+++ Raw data +++
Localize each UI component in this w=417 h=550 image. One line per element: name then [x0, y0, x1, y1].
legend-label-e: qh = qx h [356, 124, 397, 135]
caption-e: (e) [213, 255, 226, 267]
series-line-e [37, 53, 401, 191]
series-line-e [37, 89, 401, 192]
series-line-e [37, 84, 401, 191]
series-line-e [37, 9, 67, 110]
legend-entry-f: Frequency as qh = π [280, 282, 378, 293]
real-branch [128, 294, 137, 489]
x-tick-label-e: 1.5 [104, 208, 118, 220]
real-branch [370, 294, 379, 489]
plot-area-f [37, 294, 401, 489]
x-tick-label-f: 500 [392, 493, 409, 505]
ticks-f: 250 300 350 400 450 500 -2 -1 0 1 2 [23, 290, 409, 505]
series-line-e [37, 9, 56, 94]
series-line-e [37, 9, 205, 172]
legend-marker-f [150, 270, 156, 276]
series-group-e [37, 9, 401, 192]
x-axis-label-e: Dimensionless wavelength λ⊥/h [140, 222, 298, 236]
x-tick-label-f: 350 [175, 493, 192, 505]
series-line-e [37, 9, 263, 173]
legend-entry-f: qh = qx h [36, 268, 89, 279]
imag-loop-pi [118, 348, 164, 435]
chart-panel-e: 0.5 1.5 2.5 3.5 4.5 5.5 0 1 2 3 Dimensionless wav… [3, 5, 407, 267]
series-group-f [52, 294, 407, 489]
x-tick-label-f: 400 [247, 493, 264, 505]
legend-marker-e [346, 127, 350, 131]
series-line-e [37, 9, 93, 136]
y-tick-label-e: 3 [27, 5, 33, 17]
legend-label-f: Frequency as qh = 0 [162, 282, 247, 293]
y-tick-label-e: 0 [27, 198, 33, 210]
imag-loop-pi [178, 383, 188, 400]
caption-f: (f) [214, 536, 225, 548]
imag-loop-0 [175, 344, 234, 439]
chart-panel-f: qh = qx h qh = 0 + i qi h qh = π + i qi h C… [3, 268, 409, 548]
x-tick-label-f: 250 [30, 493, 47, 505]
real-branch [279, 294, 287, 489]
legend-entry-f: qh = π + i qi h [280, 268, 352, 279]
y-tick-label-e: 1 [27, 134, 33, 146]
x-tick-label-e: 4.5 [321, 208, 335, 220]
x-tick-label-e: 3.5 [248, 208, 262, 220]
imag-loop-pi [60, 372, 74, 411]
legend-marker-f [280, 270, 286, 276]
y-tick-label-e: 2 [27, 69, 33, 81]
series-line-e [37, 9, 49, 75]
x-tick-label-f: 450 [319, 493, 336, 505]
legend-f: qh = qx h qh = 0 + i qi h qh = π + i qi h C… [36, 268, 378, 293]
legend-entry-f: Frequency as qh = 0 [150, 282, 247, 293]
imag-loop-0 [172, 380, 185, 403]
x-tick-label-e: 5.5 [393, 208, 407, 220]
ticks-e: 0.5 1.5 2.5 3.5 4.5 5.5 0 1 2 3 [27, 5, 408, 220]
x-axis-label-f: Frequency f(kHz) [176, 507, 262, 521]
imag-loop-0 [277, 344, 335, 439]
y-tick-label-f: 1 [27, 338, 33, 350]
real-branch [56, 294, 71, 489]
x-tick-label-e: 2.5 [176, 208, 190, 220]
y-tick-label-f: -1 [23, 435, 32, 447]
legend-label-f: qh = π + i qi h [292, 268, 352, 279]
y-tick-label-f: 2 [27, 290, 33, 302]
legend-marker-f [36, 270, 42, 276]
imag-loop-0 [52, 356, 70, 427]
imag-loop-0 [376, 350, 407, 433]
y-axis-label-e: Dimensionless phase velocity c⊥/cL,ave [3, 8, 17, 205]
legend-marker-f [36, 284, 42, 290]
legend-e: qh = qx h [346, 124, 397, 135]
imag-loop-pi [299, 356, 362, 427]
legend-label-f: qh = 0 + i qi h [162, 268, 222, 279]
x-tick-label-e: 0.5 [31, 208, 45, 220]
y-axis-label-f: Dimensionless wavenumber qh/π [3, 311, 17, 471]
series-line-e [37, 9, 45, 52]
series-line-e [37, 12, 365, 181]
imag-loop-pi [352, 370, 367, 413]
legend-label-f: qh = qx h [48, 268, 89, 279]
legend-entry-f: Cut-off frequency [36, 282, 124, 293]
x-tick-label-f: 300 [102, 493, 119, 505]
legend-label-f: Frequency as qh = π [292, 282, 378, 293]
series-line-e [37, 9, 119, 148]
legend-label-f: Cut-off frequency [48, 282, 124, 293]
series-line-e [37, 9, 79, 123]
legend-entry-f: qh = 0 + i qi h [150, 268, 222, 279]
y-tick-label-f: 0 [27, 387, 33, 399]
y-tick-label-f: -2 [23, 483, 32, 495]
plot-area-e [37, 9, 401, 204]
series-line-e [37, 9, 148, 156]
+++
**Your goal:** Copy word for word the lines of the material, starting at the very first line and going on through the line with "x-tick-label-f: 400 [247, 493, 264, 505]".

**Result for this task:**
Localize each UI component in this w=417 h=550 image. One line per element: name then [x0, y0, x1, y1].
legend-label-e: qh = qx h [356, 124, 397, 135]
caption-e: (e) [213, 255, 226, 267]
series-line-e [37, 53, 401, 191]
series-line-e [37, 89, 401, 192]
series-line-e [37, 84, 401, 191]
series-line-e [37, 9, 67, 110]
legend-entry-f: Frequency as qh = π [280, 282, 378, 293]
real-branch [128, 294, 137, 489]
x-tick-label-e: 1.5 [104, 208, 118, 220]
real-branch [370, 294, 379, 489]
plot-area-f [37, 294, 401, 489]
x-tick-label-f: 500 [392, 493, 409, 505]
ticks-f: 250 300 350 400 450 500 -2 -1 0 1 2 [23, 290, 409, 505]
series-line-e [37, 9, 56, 94]
series-line-e [37, 9, 205, 172]
legend-marker-f [150, 270, 156, 276]
series-group-e [37, 9, 401, 192]
x-axis-label-e: Dimensionless wavelength λ⊥/h [140, 222, 298, 236]
x-tick-label-f: 350 [175, 493, 192, 505]
series-line-e [37, 9, 263, 173]
legend-entry-f: qh = qx h [36, 268, 89, 279]
imag-loop-pi [118, 348, 164, 435]
chart-panel-e: 0.5 1.5 2.5 3.5 4.5 5.5 0 1 2 3 Dimensionless wav… [3, 5, 407, 267]
series-group-f [52, 294, 407, 489]
x-tick-label-f: 400 [247, 493, 264, 505]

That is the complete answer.